+++ Provided material +++
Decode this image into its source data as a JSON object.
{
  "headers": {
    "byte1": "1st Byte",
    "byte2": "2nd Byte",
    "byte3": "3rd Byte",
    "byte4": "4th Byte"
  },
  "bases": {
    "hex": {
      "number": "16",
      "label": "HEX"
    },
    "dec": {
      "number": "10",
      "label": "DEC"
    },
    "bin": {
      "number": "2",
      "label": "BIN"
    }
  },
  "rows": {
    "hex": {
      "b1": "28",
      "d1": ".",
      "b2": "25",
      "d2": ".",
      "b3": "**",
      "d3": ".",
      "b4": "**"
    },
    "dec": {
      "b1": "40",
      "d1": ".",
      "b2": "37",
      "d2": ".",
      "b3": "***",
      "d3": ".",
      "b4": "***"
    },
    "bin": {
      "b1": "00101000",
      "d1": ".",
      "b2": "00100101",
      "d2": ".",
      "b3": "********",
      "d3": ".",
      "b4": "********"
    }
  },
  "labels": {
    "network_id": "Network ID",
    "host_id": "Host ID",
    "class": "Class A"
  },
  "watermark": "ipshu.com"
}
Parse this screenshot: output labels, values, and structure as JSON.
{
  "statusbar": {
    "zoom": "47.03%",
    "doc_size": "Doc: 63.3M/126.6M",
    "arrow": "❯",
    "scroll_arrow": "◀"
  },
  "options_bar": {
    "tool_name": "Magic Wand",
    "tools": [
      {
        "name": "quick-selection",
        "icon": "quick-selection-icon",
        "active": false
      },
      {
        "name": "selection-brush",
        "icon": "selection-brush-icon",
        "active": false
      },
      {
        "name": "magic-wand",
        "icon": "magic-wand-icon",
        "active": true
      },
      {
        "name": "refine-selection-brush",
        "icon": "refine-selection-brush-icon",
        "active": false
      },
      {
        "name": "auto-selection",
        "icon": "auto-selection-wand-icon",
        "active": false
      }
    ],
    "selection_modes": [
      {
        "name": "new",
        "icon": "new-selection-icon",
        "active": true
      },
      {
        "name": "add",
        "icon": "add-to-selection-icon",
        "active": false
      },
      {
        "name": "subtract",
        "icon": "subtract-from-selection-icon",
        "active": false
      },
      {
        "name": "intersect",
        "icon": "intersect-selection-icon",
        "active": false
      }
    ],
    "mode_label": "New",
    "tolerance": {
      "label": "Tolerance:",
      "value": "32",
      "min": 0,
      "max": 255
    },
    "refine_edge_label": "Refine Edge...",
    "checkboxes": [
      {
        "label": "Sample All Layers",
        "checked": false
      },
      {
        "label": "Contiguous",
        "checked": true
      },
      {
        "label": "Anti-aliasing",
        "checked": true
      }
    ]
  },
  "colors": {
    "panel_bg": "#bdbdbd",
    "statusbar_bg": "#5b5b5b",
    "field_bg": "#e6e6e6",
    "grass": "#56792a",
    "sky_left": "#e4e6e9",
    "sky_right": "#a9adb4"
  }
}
+++
Repeat every entry exactly as written above.

Decode this image into its source data as a JSON object.
{
  "headers": {
    "byte1": "1st Byte",
    "byte2": "2nd Byte",
    "byte3": "3rd Byte",
    "byte4": "4th Byte"
  },
  "bases": {
    "hex": {
      "number": "16",
      "label": "HEX"
    },
    "dec": {
      "number": "10",
      "label": "DEC"
    },
    "bin": {
      "number": "2",
      "label": "BIN"
    }
  },
  "rows": {
    "hex": {
      "b1": "28",
      "d1": ".",
      "b2": "25",
      "d2": ".",
      "b3": "**",
      "d3": ".",
      "b4": "**"
    },
    "dec": {
      "b1": "40",
      "d1": ".",
      "b2": "37",
      "d2": ".",
      "b3": "***",
      "d3": ".",
      "b4": "***"
    },
    "bin": {
      "b1": "00101000",
      "d1": ".",
      "b2": "00100101",
      "d2": ".",
      "b3": "********",
      "d3": ".",
      "b4": "********"
    }
  },
  "labels": {
    "network_id": "Network ID",
    "host_id": "Host ID",
    "class": "Class A"
  },
  "watermark": "ipshu.com"
}
Parse this screenshot: output labels, values, and structure as JSON.
{
  "statusbar": {
    "zoom": "47.03%",
    "doc_size": "Doc: 63.3M/126.6M",
    "arrow": "❯",
    "scroll_arrow": "◀"
  },
  "options_bar": {
    "tool_name": "Magic Wand",
    "tools": [
      {
        "name": "quick-selection",
        "icon": "quick-selection-icon",
        "active": false
      },
      {
        "name": "selection-brush",
        "icon": "selection-brush-icon",
        "active": false
      },
      {
        "name": "magic-wand",
        "icon": "magic-wand-icon",
        "active": true
      },
      {
        "name": "refine-selection-brush",
        "icon": "refine-selection-brush-icon",
        "active": false
      },
      {
        "name": "auto-selection",
        "icon": "auto-selection-wand-icon",
        "active": false
      }
    ],
    "selection_modes": [
      {
        "name": "new",
        "icon": "new-selection-icon",
        "active": true
      },
      {
        "name": "add",
        "icon": "add-to-selection-icon",
        "active": false
      },
      {
        "name": "subtract",
        "icon": "subtract-from-selection-icon",
        "active": false
      },
      {
        "name": "intersect",
        "icon": "intersect-selection-icon",
        "active": false
      }
    ],
    "mode_label": "New",
    "tolerance": {
      "label": "Tolerance:",
      "value": "32",
      "min": 0,
      "max": 255
    },
    "refine_edge_label": "Refine Edge...",
    "checkboxes": [
      {
        "label": "Sample All Layers",
        "checked": false
      },
      {
        "label": "Contiguous",
        "checked": true
      },
      {
        "label": "Anti-aliasing",
        "checked": true
      }
    ]
  },
  "colors": {
    "panel_bg": "#bdbdbd",
    "statusbar_bg": "#5b5b5b",
    "field_bg": "#e6e6e6",
    "grass": "#56792a",
    "sky_left": "#e4e6e9",
    "sky_right": "#a9adb4"
  }
}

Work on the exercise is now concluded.